» Records for this task:
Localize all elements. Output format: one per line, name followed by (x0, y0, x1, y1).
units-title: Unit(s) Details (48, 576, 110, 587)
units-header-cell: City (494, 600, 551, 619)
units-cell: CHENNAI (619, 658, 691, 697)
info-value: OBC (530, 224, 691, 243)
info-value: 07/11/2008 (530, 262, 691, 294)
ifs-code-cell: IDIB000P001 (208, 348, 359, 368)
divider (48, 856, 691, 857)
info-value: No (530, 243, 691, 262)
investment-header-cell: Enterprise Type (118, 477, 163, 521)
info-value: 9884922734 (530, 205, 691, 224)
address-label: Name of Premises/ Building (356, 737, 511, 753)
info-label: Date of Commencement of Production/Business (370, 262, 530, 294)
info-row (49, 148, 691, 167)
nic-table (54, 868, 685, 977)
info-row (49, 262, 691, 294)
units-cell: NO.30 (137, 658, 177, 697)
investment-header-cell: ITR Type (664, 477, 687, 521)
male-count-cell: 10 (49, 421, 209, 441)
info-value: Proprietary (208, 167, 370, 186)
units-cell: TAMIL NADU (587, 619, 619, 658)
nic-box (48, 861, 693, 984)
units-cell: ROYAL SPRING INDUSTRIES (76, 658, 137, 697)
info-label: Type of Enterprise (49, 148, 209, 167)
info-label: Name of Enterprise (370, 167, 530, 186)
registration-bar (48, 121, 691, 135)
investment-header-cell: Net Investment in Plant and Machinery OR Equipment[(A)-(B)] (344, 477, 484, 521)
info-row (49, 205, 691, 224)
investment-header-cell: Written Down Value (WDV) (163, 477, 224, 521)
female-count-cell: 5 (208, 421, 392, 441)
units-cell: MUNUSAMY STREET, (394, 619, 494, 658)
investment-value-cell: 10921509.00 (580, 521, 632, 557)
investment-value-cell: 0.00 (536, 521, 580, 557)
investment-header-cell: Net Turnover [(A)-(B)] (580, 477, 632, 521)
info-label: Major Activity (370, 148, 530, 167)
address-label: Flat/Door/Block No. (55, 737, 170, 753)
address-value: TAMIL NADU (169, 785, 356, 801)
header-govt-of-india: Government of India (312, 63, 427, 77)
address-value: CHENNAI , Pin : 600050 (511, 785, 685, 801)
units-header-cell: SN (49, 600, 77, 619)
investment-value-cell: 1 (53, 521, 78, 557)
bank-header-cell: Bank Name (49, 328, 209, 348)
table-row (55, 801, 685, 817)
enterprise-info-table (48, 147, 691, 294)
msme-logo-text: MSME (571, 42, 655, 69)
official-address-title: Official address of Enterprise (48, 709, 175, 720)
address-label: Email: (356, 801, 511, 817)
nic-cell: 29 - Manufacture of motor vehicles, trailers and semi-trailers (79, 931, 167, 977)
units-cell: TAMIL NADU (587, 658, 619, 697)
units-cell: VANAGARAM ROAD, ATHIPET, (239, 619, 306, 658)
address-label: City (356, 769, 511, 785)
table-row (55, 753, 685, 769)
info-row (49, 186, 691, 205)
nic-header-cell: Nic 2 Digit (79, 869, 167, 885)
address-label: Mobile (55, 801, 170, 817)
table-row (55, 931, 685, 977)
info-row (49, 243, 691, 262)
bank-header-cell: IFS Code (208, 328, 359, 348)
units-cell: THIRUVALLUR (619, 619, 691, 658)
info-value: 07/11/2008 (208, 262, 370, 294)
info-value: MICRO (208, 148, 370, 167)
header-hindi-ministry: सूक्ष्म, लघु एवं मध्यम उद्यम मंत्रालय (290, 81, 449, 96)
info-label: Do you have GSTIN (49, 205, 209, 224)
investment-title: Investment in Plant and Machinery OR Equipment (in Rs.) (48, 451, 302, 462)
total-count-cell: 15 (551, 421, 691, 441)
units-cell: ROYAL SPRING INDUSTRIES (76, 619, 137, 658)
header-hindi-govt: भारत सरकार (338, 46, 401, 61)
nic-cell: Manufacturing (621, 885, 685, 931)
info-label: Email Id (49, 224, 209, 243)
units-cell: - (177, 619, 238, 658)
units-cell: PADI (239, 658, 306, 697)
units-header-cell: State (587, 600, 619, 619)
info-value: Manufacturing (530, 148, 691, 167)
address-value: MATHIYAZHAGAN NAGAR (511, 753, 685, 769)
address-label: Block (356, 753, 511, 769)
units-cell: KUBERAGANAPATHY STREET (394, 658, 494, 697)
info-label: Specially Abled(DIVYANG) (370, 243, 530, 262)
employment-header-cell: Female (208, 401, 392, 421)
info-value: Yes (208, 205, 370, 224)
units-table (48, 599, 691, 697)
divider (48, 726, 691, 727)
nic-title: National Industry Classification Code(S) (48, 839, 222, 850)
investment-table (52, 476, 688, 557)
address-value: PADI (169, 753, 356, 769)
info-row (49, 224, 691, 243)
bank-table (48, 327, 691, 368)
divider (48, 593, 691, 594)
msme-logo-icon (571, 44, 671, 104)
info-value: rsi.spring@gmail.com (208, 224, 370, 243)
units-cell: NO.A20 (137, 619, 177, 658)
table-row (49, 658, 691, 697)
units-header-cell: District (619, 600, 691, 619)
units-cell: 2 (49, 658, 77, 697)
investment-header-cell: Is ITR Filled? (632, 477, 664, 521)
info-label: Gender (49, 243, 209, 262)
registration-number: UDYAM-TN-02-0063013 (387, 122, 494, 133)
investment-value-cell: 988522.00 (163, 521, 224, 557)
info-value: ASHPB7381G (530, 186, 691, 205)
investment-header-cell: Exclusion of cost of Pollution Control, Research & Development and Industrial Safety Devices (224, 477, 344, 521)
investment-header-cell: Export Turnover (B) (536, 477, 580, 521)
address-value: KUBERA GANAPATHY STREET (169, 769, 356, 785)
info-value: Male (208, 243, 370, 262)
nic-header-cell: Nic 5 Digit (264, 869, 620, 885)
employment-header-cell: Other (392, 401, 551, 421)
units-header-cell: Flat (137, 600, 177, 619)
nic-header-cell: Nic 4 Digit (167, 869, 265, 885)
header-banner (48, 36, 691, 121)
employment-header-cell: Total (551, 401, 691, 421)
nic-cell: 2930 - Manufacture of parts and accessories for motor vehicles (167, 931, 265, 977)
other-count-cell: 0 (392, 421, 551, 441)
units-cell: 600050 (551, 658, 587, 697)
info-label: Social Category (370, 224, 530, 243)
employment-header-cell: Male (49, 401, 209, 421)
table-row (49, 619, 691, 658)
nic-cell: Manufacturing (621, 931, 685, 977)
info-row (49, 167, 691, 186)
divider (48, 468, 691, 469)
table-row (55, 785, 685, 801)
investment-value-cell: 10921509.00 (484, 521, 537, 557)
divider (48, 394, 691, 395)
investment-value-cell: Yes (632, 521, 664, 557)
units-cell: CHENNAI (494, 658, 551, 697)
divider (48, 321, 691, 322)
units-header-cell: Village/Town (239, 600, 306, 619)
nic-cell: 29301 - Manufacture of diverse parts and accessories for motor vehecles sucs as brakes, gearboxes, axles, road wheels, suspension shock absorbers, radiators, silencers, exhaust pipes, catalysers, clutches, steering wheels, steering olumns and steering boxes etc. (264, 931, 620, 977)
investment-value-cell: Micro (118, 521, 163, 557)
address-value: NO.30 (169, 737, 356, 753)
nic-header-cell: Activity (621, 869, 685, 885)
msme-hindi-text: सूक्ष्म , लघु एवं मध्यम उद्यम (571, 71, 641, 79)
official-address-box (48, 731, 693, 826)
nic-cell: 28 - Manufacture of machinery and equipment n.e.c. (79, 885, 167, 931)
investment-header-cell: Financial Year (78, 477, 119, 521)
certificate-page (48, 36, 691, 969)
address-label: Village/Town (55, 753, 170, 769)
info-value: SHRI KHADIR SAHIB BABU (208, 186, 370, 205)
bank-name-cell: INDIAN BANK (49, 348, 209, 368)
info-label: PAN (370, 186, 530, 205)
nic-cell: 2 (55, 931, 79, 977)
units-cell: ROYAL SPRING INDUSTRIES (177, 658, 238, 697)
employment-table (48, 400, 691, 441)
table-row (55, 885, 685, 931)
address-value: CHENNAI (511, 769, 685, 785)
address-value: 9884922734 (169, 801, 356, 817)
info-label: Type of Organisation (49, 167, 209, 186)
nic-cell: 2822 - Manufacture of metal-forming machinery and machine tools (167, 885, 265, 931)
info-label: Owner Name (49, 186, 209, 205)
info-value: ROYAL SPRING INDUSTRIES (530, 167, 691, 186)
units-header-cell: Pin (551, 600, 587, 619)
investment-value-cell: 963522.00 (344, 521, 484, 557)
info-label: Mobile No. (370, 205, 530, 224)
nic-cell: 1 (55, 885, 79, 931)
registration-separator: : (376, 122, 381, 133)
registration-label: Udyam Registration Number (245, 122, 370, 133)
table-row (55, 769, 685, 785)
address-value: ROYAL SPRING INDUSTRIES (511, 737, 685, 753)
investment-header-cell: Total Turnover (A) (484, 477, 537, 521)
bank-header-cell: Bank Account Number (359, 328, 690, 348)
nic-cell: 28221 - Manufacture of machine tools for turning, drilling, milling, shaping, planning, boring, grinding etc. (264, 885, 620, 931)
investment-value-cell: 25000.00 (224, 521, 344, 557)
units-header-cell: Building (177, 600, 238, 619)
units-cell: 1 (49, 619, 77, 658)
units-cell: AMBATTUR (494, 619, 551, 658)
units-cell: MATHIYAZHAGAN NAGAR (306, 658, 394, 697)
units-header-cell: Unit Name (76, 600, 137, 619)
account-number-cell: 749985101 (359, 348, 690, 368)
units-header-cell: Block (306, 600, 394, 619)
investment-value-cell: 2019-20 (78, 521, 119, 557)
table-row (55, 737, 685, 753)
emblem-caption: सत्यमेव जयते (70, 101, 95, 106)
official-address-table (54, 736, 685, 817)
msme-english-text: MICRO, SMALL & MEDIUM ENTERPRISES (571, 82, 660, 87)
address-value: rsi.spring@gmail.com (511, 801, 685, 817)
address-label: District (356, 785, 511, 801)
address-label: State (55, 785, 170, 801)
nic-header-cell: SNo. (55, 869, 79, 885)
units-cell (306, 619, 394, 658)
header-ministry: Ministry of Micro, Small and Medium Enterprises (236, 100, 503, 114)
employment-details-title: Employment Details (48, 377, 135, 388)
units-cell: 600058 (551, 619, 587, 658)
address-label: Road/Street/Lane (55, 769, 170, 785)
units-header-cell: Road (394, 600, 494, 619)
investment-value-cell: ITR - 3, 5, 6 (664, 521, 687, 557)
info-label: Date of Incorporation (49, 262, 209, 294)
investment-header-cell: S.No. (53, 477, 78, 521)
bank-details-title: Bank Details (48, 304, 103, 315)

» Given instruction: List every line of the listing above that contains the string "Mobile". Copy each line in full.

» Written solution:
address-label: Mobile (55, 801, 170, 817)
info-label: Mobile No. (370, 205, 530, 224)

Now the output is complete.